Given request: Nothing in the data should change when you return it, but leave the pictures out.

Stored data
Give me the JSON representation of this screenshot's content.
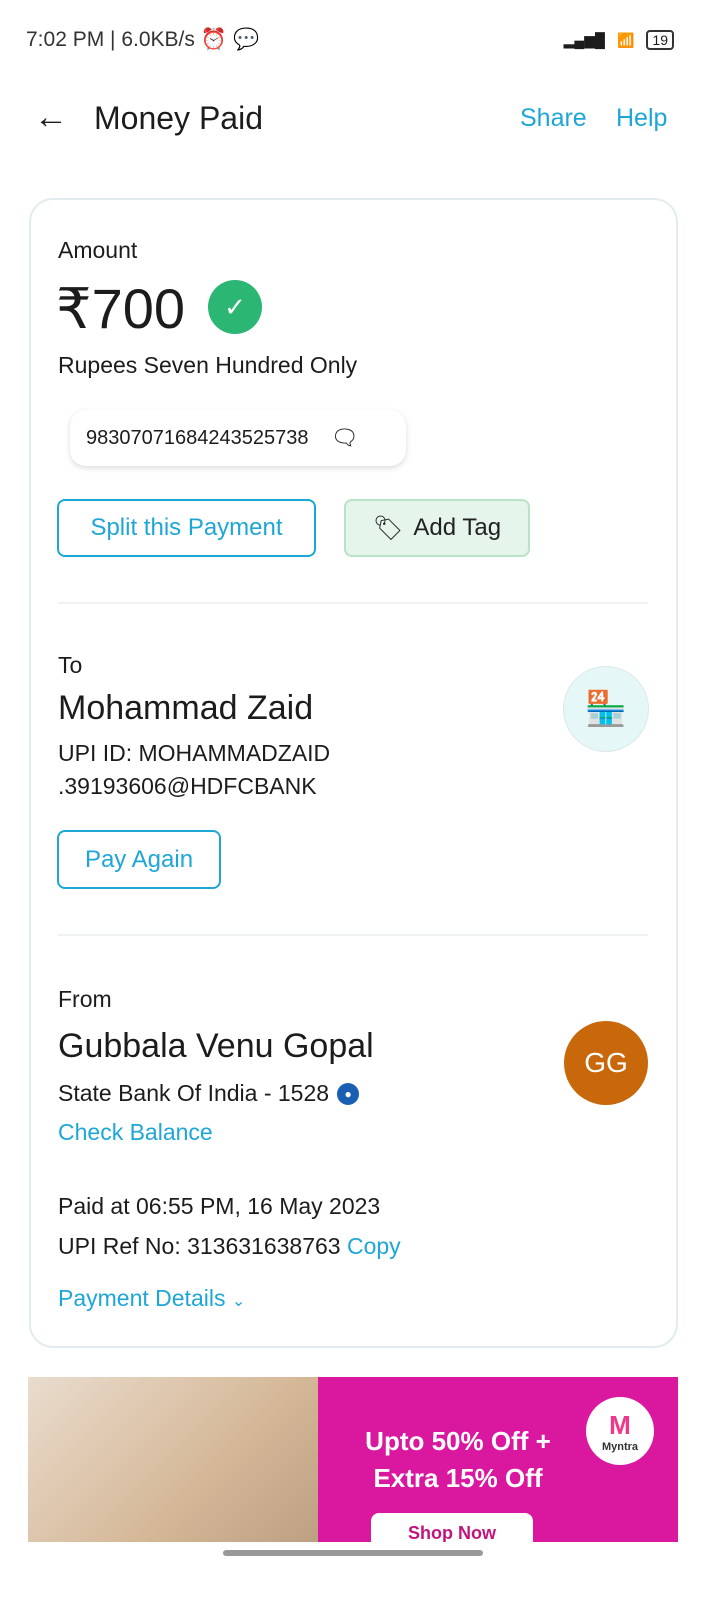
{
  "status": {
    "time": "7:02 PM | 6.0KB/s",
    "battery": "19"
  },
  "header": {
    "title": "Money Paid",
    "share": "Share",
    "help": "Help"
  },
  "amount": {
    "label": "Amount",
    "value": "₹700",
    "words": "Rupees Seven Hundred Only",
    "note": "98307071684243525738",
    "split": "Split this Payment",
    "tag": "Add Tag"
  },
  "to": {
    "label": "To",
    "name": "Mohammad Zaid",
    "upi1": "UPI ID: MOHAMMADZAID",
    "upi2": ".39193606@HDFCBANK",
    "pay_again": "Pay Again"
  },
  "from": {
    "label": "From",
    "name": "Gubbala Venu Gopal",
    "bank": "State Bank Of India - 1528",
    "check": "Check Balance",
    "initials": "GG"
  },
  "meta": {
    "paid_at": "Paid at 06:55 PM, 16 May 2023",
    "ref": "UPI Ref No: 313631638763",
    "copy": "Copy",
    "details": "Payment Details"
  },
  "banner": {
    "line1": "Upto 50% Off +",
    "line2": "Extra 15% Off",
    "cta": "Shop Now",
    "brand": "Myntra"
  },
  "colors": {
    "accent": "#1ea6d6",
    "verified": "#2bb673",
    "avatar": "#c8680a",
    "banner": "#d9189f"
  }
}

Task answer:
Give me the JSON representation of this screenshot's content.
{
  "status": {
    "time": "7:02 PM | 6.0KB/s",
    "battery": "19"
  },
  "header": {
    "title": "Money Paid",
    "share": "Share",
    "help": "Help"
  },
  "amount": {
    "label": "Amount",
    "value": "₹700",
    "words": "Rupees Seven Hundred Only",
    "note": "98307071684243525738",
    "split": "Split this Payment",
    "tag": "Add Tag"
  },
  "to": {
    "label": "To",
    "name": "Mohammad Zaid",
    "upi1": "UPI ID: MOHAMMADZAID",
    "upi2": ".39193606@HDFCBANK",
    "pay_again": "Pay Again"
  },
  "from": {
    "label": "From",
    "name": "Gubbala Venu Gopal",
    "bank": "State Bank Of India - 1528",
    "check": "Check Balance",
    "initials": "GG"
  },
  "meta": {
    "paid_at": "Paid at 06:55 PM, 16 May 2023",
    "ref": "UPI Ref No: 313631638763",
    "copy": "Copy",
    "details": "Payment Details"
  },
  "banner": {
    "line1": "Upto 50% Off +",
    "line2": "Extra 15% Off",
    "cta": "Shop Now",
    "brand": "Myntra"
  },
  "colors": {
    "accent": "#1ea6d6",
    "verified": "#2bb673",
    "avatar": "#c8680a",
    "banner": "#d9189f"
  }
}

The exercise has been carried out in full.